● **Your task**
Which lines include the word "TRUST"? Copy each of them.

• • • •

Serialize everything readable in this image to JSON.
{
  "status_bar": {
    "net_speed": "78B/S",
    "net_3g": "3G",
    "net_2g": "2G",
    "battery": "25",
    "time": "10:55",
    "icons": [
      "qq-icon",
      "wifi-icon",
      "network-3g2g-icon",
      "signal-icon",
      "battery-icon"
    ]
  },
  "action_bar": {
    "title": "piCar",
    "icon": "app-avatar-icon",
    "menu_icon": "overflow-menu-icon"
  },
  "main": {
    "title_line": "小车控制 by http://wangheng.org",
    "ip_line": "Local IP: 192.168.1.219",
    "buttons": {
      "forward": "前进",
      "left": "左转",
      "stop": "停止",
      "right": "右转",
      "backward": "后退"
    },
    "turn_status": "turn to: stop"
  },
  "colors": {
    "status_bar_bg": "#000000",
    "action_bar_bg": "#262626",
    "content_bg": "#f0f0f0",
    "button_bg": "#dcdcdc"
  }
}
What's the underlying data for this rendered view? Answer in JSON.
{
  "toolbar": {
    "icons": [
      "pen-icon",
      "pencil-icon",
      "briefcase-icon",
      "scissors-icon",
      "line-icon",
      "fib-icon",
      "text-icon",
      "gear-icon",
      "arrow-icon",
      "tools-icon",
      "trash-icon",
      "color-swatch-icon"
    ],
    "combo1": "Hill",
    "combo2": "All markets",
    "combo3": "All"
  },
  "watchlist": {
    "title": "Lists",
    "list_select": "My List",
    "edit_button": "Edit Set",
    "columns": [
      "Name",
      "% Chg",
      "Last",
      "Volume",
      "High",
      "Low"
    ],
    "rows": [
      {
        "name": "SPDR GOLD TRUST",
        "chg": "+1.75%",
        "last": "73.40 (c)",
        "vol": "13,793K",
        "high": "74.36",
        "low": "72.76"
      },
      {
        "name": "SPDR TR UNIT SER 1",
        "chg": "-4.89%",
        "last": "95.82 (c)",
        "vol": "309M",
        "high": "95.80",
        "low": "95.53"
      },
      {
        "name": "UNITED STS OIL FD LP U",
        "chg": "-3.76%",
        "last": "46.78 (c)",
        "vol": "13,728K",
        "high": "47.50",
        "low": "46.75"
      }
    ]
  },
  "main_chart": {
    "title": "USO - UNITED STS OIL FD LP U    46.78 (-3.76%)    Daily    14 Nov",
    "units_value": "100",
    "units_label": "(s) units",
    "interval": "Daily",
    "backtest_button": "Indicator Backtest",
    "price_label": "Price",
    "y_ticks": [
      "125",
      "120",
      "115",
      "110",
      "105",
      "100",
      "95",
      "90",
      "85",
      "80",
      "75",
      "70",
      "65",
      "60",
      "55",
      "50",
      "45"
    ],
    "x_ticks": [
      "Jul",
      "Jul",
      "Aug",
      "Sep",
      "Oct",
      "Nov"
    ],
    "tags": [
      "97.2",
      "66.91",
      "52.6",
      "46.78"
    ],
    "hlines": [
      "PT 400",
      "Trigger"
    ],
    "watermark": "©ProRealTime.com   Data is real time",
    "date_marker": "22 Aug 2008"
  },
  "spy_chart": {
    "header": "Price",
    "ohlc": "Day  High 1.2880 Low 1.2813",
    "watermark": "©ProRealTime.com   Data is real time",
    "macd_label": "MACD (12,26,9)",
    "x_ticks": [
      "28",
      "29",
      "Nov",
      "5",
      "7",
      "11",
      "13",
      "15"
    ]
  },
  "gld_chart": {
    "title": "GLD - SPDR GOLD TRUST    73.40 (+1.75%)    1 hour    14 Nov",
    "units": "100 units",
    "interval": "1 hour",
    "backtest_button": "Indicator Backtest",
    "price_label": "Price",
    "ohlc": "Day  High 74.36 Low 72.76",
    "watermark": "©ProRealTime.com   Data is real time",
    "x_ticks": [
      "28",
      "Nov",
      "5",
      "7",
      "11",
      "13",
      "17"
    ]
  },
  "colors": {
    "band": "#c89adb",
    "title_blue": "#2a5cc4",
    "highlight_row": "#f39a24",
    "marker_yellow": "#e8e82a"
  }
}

• • • •

● **Expected answer**
        "name": "SPDR GOLD TRUST",
    "title": "GLD - SPDR GOLD TRUST    73.40 (+1.75%)    1 hour    14 Nov",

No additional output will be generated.